EXERCISE AIM: Restate every entry verbatim; drop the pictures.
************
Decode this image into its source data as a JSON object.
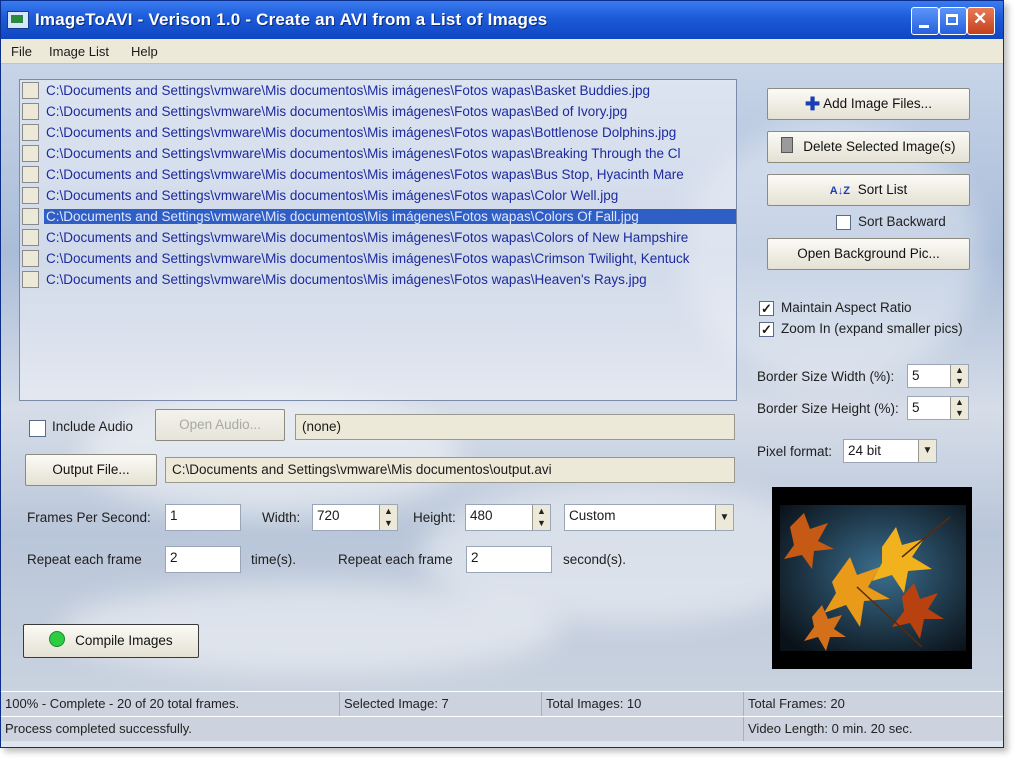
{
  "window": {
    "title": "ImageToAVI - Verison 1.0 - Create an AVI from a List of Images"
  },
  "menu": {
    "items": [
      "File",
      "Image List",
      "Help"
    ]
  },
  "file_list": {
    "items": [
      "C:\\Documents and Settings\\vmware\\Mis documentos\\Mis imágenes\\Fotos wapas\\Basket Buddies.jpg",
      "C:\\Documents and Settings\\vmware\\Mis documentos\\Mis imágenes\\Fotos wapas\\Bed of Ivory.jpg",
      "C:\\Documents and Settings\\vmware\\Mis documentos\\Mis imágenes\\Fotos wapas\\Bottlenose Dolphins.jpg",
      "C:\\Documents and Settings\\vmware\\Mis documentos\\Mis imágenes\\Fotos wapas\\Breaking Through the Cl",
      "C:\\Documents and Settings\\vmware\\Mis documentos\\Mis imágenes\\Fotos wapas\\Bus Stop, Hyacinth Mare",
      "C:\\Documents and Settings\\vmware\\Mis documentos\\Mis imágenes\\Fotos wapas\\Color Well.jpg",
      "C:\\Documents and Settings\\vmware\\Mis documentos\\Mis imágenes\\Fotos wapas\\Colors Of Fall.jpg",
      "C:\\Documents and Settings\\vmware\\Mis documentos\\Mis imágenes\\Fotos wapas\\Colors of New Hampshire",
      "C:\\Documents and Settings\\vmware\\Mis documentos\\Mis imágenes\\Fotos wapas\\Crimson Twilight, Kentuck",
      "C:\\Documents and Settings\\vmware\\Mis documentos\\Mis imágenes\\Fotos wapas\\Heaven's Rays.jpg"
    ],
    "selected_index": 6
  },
  "buttons": {
    "add_images": "Add Image Files...",
    "delete_selected": "Delete Selected Image(s)",
    "sort_list": "Sort List",
    "open_background": "Open Background Pic...",
    "open_audio": "Open Audio...",
    "output_file": "Output File...",
    "compile": "Compile Images"
  },
  "options": {
    "sort_backward": "Sort Backward",
    "sort_backward_checked": false,
    "maintain_aspect": "Maintain Aspect Ratio",
    "maintain_aspect_checked": true,
    "zoom_in": "Zoom In (expand smaller pics)",
    "zoom_in_checked": true,
    "include_audio": "Include Audio",
    "include_audio_checked": false
  },
  "border": {
    "width_label": "Border Size Width (%):",
    "width_value": "5",
    "height_label": "Border Size Height (%):",
    "height_value": "5"
  },
  "pixel_format": {
    "label": "Pixel format:",
    "value": "24 bit"
  },
  "audio_path": "(none)",
  "output_path": "C:\\Documents and Settings\\vmware\\Mis documentos\\output.avi",
  "video": {
    "fps_label": "Frames Per Second:",
    "fps_value": "1",
    "width_label": "Width:",
    "width_value": "720",
    "height_label": "Height:",
    "height_value": "480",
    "size_preset": "Custom",
    "repeat_label_1": "Repeat each frame",
    "repeat_times_value": "2",
    "repeat_times_unit": "time(s).",
    "repeat_label_2": "Repeat each frame",
    "repeat_seconds_value": "2",
    "repeat_seconds_unit": "second(s)."
  },
  "status": {
    "progress": "100% - Complete - 20 of 20 total frames.",
    "selected_image": "Selected Image: 7",
    "total_images": "Total Images: 10",
    "total_frames": "Total Frames: 20",
    "message": "Process completed successfully.",
    "video_length": "Video Length: 0 min. 20 sec."
  },
  "colors": {
    "titlebar": "#1c5ad8",
    "selection": "#2f5fc4",
    "list_text": "#1d2a9e",
    "compile_indicator": "#2ecc40"
  }
}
************
FINAL ANSWER:
Decode this image into its source data as a JSON object.
{
  "window": {
    "title": "ImageToAVI - Verison 1.0 - Create an AVI from a List of Images"
  },
  "menu": {
    "items": [
      "File",
      "Image List",
      "Help"
    ]
  },
  "file_list": {
    "items": [
      "C:\\Documents and Settings\\vmware\\Mis documentos\\Mis imágenes\\Fotos wapas\\Basket Buddies.jpg",
      "C:\\Documents and Settings\\vmware\\Mis documentos\\Mis imágenes\\Fotos wapas\\Bed of Ivory.jpg",
      "C:\\Documents and Settings\\vmware\\Mis documentos\\Mis imágenes\\Fotos wapas\\Bottlenose Dolphins.jpg",
      "C:\\Documents and Settings\\vmware\\Mis documentos\\Mis imágenes\\Fotos wapas\\Breaking Through the Cl",
      "C:\\Documents and Settings\\vmware\\Mis documentos\\Mis imágenes\\Fotos wapas\\Bus Stop, Hyacinth Mare",
      "C:\\Documents and Settings\\vmware\\Mis documentos\\Mis imágenes\\Fotos wapas\\Color Well.jpg",
      "C:\\Documents and Settings\\vmware\\Mis documentos\\Mis imágenes\\Fotos wapas\\Colors Of Fall.jpg",
      "C:\\Documents and Settings\\vmware\\Mis documentos\\Mis imágenes\\Fotos wapas\\Colors of New Hampshire",
      "C:\\Documents and Settings\\vmware\\Mis documentos\\Mis imágenes\\Fotos wapas\\Crimson Twilight, Kentuck",
      "C:\\Documents and Settings\\vmware\\Mis documentos\\Mis imágenes\\Fotos wapas\\Heaven's Rays.jpg"
    ],
    "selected_index": 6
  },
  "buttons": {
    "add_images": "Add Image Files...",
    "delete_selected": "Delete Selected Image(s)",
    "sort_list": "Sort List",
    "open_background": "Open Background Pic...",
    "open_audio": "Open Audio...",
    "output_file": "Output File...",
    "compile": "Compile Images"
  },
  "options": {
    "sort_backward": "Sort Backward",
    "sort_backward_checked": false,
    "maintain_aspect": "Maintain Aspect Ratio",
    "maintain_aspect_checked": true,
    "zoom_in": "Zoom In (expand smaller pics)",
    "zoom_in_checked": true,
    "include_audio": "Include Audio",
    "include_audio_checked": false
  },
  "border": {
    "width_label": "Border Size Width (%):",
    "width_value": "5",
    "height_label": "Border Size Height (%):",
    "height_value": "5"
  },
  "pixel_format": {
    "label": "Pixel format:",
    "value": "24 bit"
  },
  "audio_path": "(none)",
  "output_path": "C:\\Documents and Settings\\vmware\\Mis documentos\\output.avi",
  "video": {
    "fps_label": "Frames Per Second:",
    "fps_value": "1",
    "width_label": "Width:",
    "width_value": "720",
    "height_label": "Height:",
    "height_value": "480",
    "size_preset": "Custom",
    "repeat_label_1": "Repeat each frame",
    "repeat_times_value": "2",
    "repeat_times_unit": "time(s).",
    "repeat_label_2": "Repeat each frame",
    "repeat_seconds_value": "2",
    "repeat_seconds_unit": "second(s)."
  },
  "status": {
    "progress": "100% - Complete - 20 of 20 total frames.",
    "selected_image": "Selected Image: 7",
    "total_images": "Total Images: 10",
    "total_frames": "Total Frames: 20",
    "message": "Process completed successfully.",
    "video_length": "Video Length: 0 min. 20 sec."
  },
  "colors": {
    "titlebar": "#1c5ad8",
    "selection": "#2f5fc4",
    "list_text": "#1d2a9e",
    "compile_indicator": "#2ecc40"
  }
}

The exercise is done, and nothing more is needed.